The exercise
Can you output the material exactly as written, minus any pictures it holds?

----------------

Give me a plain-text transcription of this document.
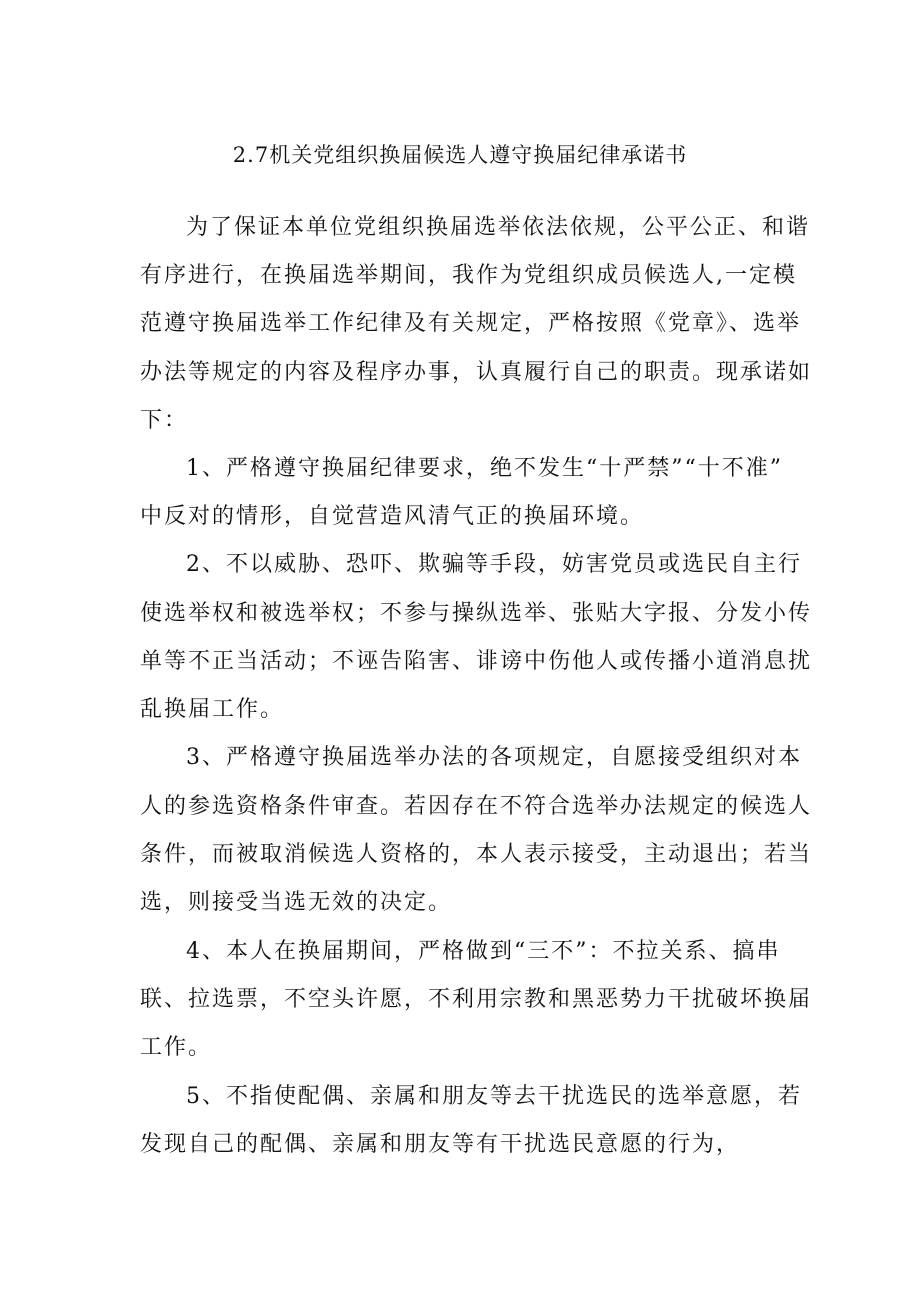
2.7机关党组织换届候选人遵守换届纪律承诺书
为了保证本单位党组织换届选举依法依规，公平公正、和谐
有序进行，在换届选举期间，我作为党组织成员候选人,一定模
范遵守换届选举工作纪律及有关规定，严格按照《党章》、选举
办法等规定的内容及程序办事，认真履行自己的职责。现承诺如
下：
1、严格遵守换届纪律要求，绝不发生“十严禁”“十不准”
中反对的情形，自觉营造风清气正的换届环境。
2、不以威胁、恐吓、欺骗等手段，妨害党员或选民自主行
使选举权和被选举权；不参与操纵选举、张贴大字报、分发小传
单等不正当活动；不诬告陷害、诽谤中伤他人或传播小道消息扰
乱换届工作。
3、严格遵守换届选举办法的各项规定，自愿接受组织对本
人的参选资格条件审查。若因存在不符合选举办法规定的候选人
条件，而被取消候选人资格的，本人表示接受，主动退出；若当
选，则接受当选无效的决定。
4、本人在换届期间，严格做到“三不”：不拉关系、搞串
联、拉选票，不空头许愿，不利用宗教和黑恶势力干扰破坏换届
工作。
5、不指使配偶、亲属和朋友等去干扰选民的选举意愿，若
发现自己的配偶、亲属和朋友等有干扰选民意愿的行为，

----------------

Answer to this problem
Give me a plain-text transcription of this document.
2.7机关党组织换届候选人遵守换届纪律承诺书
为了保证本单位党组织换届选举依法依规，公平公正、和谐
有序进行，在换届选举期间，我作为党组织成员候选人,一定模
范遵守换届选举工作纪律及有关规定，严格按照《党章》、选举
办法等规定的内容及程序办事，认真履行自己的职责。现承诺如
下：
1、严格遵守换届纪律要求，绝不发生“十严禁”“十不准”
中反对的情形，自觉营造风清气正的换届环境。
2、不以威胁、恐吓、欺骗等手段，妨害党员或选民自主行
使选举权和被选举权；不参与操纵选举、张贴大字报、分发小传
单等不正当活动；不诬告陷害、诽谤中伤他人或传播小道消息扰
乱换届工作。
3、严格遵守换届选举办法的各项规定，自愿接受组织对本
人的参选资格条件审查。若因存在不符合选举办法规定的候选人
条件，而被取消候选人资格的，本人表示接受，主动退出；若当
选，则接受当选无效的决定。
4、本人在换届期间，严格做到“三不”：不拉关系、搞串
联、拉选票，不空头许愿，不利用宗教和黑恶势力干扰破坏换届
工作。
5、不指使配偶、亲属和朋友等去干扰选民的选举意愿，若
发现自己的配偶、亲属和朋友等有干扰选民意愿的行为，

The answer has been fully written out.